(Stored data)
>> Begin

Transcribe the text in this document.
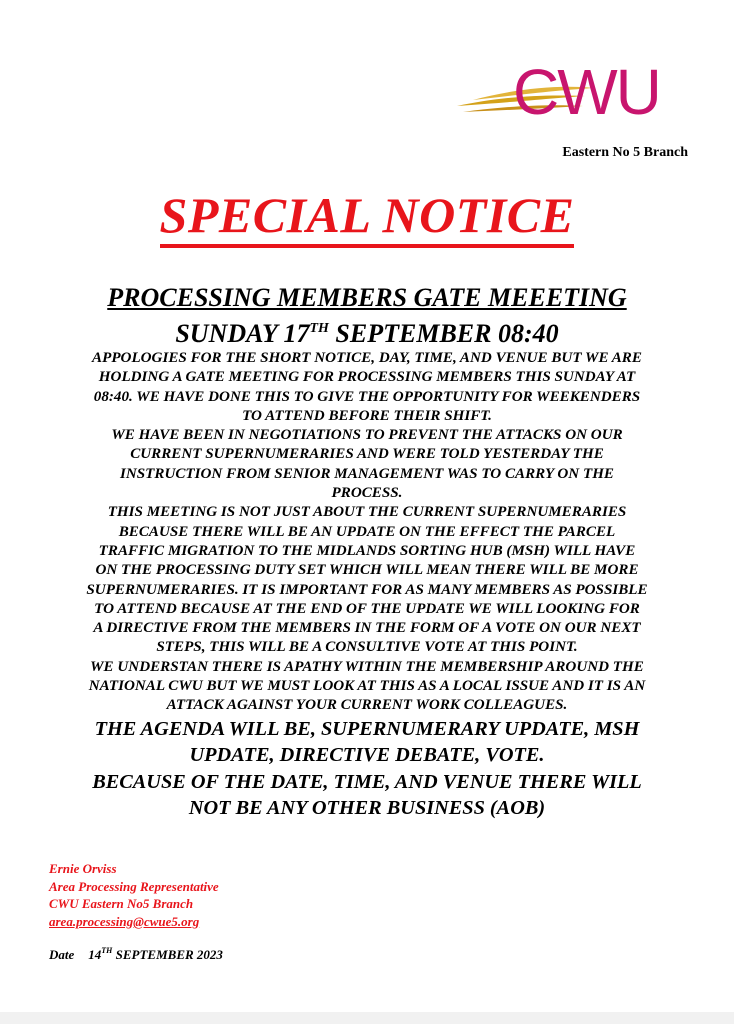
CWU
Eastern No 5 Branch
SPECIAL NOTICE

PROCESSING MEMBERS GATE MEEETING

SUNDAY 17TH SEPTEMBER 08:40

APPOLOGIES FOR THE SHORT NOTICE, DAY, TIME, AND VENUE BUT WE ARE
HOLDING A GATE MEETING FOR PROCESSING MEMBERS THIS SUNDAY AT
08:40. WE HAVE DONE THIS TO GIVE THE OPPORTUNITY FOR WEEKENDERS
TO ATTEND BEFORE THEIR SHIFT.
WE HAVE BEEN IN NEGOTIATIONS TO PREVENT THE ATTACKS ON OUR
CURRENT SUPERNUMERARIES AND WERE TOLD YESTERDAY THE
INSTRUCTION FROM SENIOR MANAGEMENT WAS TO CARRY ON THE
PROCESS.
THIS MEETING IS NOT JUST ABOUT THE CURRENT SUPERNUMERARIES
BECAUSE THERE WILL BE AN UPDATE ON THE EFFECT THE PARCEL
TRAFFIC MIGRATION TO THE MIDLANDS SORTING HUB (MSH) WILL HAVE
ON THE PROCESSING DUTY SET WHICH WILL MEAN THERE WILL BE MORE
SUPERNUMERARIES. IT IS IMPORTANT FOR AS MANY MEMBERS AS POSSIBLE
TO ATTEND BECAUSE AT THE END OF THE UPDATE WE WILL LOOKING FOR
A DIRECTIVE FROM THE MEMBERS IN THE FORM OF A VOTE ON OUR NEXT
STEPS, THIS WILL BE A CONSULTIVE VOTE AT THIS POINT.
WE UNDERSTAN THERE IS APATHY WITHIN THE MEMBERSHIP AROUND THE
NATIONAL CWU BUT WE MUST LOOK AT THIS AS A LOCAL ISSUE AND IT IS AN
ATTACK AGAINST YOUR CURRENT WORK COLLEAGUES.
THE AGENDA WILL BE, SUPERNUMERARY UPDATE, MSH
UPDATE, DIRECTIVE DEBATE, VOTE.
BECAUSE OF THE DATE, TIME, AND VENUE THERE WILL
NOT BE ANY OTHER BUSINESS (AOB)
Ernie Orviss
Area Processing Representative
CWU Eastern No5 Branch
area.processing@cwue5.org
Date 14TH SEPTEMBER 2023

>> End

» **Exercise goal**
Output the data above without changes, apart from leaving out the pictures.

» **Result for this task**
Transcribe the text in this document.
CWU
Eastern No 5 Branch
SPECIAL NOTICE

PROCESSING MEMBERS GATE MEEETING

SUNDAY 17TH SEPTEMBER 08:40

APPOLOGIES FOR THE SHORT NOTICE, DAY, TIME, AND VENUE BUT WE ARE
HOLDING A GATE MEETING FOR PROCESSING MEMBERS THIS SUNDAY AT
08:40. WE HAVE DONE THIS TO GIVE THE OPPORTUNITY FOR WEEKENDERS
TO ATTEND BEFORE THEIR SHIFT.
WE HAVE BEEN IN NEGOTIATIONS TO PREVENT THE ATTACKS ON OUR
CURRENT SUPERNUMERARIES AND WERE TOLD YESTERDAY THE
INSTRUCTION FROM SENIOR MANAGEMENT WAS TO CARRY ON THE
PROCESS.
THIS MEETING IS NOT JUST ABOUT THE CURRENT SUPERNUMERARIES
BECAUSE THERE WILL BE AN UPDATE ON THE EFFECT THE PARCEL
TRAFFIC MIGRATION TO THE MIDLANDS SORTING HUB (MSH) WILL HAVE
ON THE PROCESSING DUTY SET WHICH WILL MEAN THERE WILL BE MORE
SUPERNUMERARIES. IT IS IMPORTANT FOR AS MANY MEMBERS AS POSSIBLE
TO ATTEND BECAUSE AT THE END OF THE UPDATE WE WILL LOOKING FOR
A DIRECTIVE FROM THE MEMBERS IN THE FORM OF A VOTE ON OUR NEXT
STEPS, THIS WILL BE A CONSULTIVE VOTE AT THIS POINT.
WE UNDERSTAN THERE IS APATHY WITHIN THE MEMBERSHIP AROUND THE
NATIONAL CWU BUT WE MUST LOOK AT THIS AS A LOCAL ISSUE AND IT IS AN
ATTACK AGAINST YOUR CURRENT WORK COLLEAGUES.
THE AGENDA WILL BE, SUPERNUMERARY UPDATE, MSH
UPDATE, DIRECTIVE DEBATE, VOTE.
BECAUSE OF THE DATE, TIME, AND VENUE THERE WILL
NOT BE ANY OTHER BUSINESS (AOB)
Ernie Orviss
Area Processing Representative
CWU Eastern No5 Branch
area.processing@cwue5.org
Date 14TH SEPTEMBER 2023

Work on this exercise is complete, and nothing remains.